Written problem: All entries below are to be set down again, identical to the source.

Stored dataset items:
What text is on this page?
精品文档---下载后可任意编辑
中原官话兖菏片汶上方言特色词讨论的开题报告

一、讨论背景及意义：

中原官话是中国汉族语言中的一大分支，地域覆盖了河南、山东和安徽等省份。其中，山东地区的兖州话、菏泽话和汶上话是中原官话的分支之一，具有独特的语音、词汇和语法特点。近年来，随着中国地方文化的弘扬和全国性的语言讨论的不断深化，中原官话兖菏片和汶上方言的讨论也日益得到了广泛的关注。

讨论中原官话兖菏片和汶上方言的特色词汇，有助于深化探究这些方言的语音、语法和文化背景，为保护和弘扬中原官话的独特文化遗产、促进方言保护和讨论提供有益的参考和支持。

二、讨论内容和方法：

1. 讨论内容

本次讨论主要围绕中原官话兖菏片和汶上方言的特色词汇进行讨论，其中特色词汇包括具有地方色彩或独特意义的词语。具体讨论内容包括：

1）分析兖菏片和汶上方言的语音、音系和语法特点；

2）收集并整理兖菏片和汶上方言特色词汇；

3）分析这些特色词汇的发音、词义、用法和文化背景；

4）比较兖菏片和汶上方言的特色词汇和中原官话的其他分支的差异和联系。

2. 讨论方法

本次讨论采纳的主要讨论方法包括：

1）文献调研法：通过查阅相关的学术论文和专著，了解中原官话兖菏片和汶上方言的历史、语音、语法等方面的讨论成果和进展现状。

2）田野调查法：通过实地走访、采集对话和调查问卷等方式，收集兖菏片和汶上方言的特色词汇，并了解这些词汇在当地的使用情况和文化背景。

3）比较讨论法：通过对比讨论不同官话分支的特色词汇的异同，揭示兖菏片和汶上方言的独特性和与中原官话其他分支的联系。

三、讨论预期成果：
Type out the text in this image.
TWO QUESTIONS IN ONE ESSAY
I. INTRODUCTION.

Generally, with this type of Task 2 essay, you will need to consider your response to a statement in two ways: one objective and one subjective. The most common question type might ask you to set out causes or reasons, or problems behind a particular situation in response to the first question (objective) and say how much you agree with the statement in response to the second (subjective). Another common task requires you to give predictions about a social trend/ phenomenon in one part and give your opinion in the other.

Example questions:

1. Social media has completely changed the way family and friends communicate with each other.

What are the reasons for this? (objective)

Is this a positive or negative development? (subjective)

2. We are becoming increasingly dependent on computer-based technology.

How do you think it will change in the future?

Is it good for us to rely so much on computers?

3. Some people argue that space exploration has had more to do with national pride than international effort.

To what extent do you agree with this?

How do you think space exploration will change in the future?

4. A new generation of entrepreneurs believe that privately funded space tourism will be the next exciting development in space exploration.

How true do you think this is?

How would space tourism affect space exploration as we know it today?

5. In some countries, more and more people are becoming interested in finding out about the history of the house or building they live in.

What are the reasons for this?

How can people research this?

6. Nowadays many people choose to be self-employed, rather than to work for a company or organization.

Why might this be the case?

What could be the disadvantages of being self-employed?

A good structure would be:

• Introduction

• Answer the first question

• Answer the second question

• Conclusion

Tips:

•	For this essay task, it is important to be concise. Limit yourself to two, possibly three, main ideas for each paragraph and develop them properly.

Response for this exercise:
What text is on this page?
精品文档---下载后可任意编辑
中原官话兖菏片汶上方言特色词讨论的开题报告

一、讨论背景及意义：

中原官话是中国汉族语言中的一大分支，地域覆盖了河南、山东和安徽等省份。其中，山东地区的兖州话、菏泽话和汶上话是中原官话的分支之一，具有独特的语音、词汇和语法特点。近年来，随着中国地方文化的弘扬和全国性的语言讨论的不断深化，中原官话兖菏片和汶上方言的讨论也日益得到了广泛的关注。

讨论中原官话兖菏片和汶上方言的特色词汇，有助于深化探究这些方言的语音、语法和文化背景，为保护和弘扬中原官话的独特文化遗产、促进方言保护和讨论提供有益的参考和支持。

二、讨论内容和方法：

1. 讨论内容

本次讨论主要围绕中原官话兖菏片和汶上方言的特色词汇进行讨论，其中特色词汇包括具有地方色彩或独特意义的词语。具体讨论内容包括：

1）分析兖菏片和汶上方言的语音、音系和语法特点；

2）收集并整理兖菏片和汶上方言特色词汇；

3）分析这些特色词汇的发音、词义、用法和文化背景；

4）比较兖菏片和汶上方言的特色词汇和中原官话的其他分支的差异和联系。

2. 讨论方法

本次讨论采纳的主要讨论方法包括：

1）文献调研法：通过查阅相关的学术论文和专著，了解中原官话兖菏片和汶上方言的历史、语音、语法等方面的讨论成果和进展现状。

2）田野调查法：通过实地走访、采集对话和调查问卷等方式，收集兖菏片和汶上方言的特色词汇，并了解这些词汇在当地的使用情况和文化背景。

3）比较讨论法：通过对比讨论不同官话分支的特色词汇的异同，揭示兖菏片和汶上方言的独特性和与中原官话其他分支的联系。

三、讨论预期成果：
Type out the text in this image.
TWO QUESTIONS IN ONE ESSAY
I. INTRODUCTION.

Generally, with this type of Task 2 essay, you will need to consider your response to a statement in two ways: one objective and one subjective. The most common question type might ask you to set out causes or reasons, or problems behind a particular situation in response to the first question (objective) and say how much you agree with the statement in response to the second (subjective). Another common task requires you to give predictions about a social trend/ phenomenon in one part and give your opinion in the other.

Example questions:

1. Social media has completely changed the way family and friends communicate with each other.

What are the reasons for this? (objective)

Is this a positive or negative development? (subjective)

2. We are becoming increasingly dependent on computer-based technology.

How do you think it will change in the future?

Is it good for us to rely so much on computers?

3. Some people argue that space exploration has had more to do with national pride than international effort.

To what extent do you agree with this?

How do you think space exploration will change in the future?

4. A new generation of entrepreneurs believe that privately funded space tourism will be the next exciting development in space exploration.

How true do you think this is?

How would space tourism affect space exploration as we know it today?

5. In some countries, more and more people are becoming interested in finding out about the history of the house or building they live in.

What are the reasons for this?

How can people research this?

6. Nowadays many people choose to be self-employed, rather than to work for a company or organization.

Why might this be the case?

What could be the disadvantages of being self-employed?

A good structure would be:

• Introduction

• Answer the first question

• Answer the second question

• Conclusion

Tips:

•	For this essay task, it is important to be concise. Limit yourself to two, possibly three, main ideas for each paragraph and develop them properly.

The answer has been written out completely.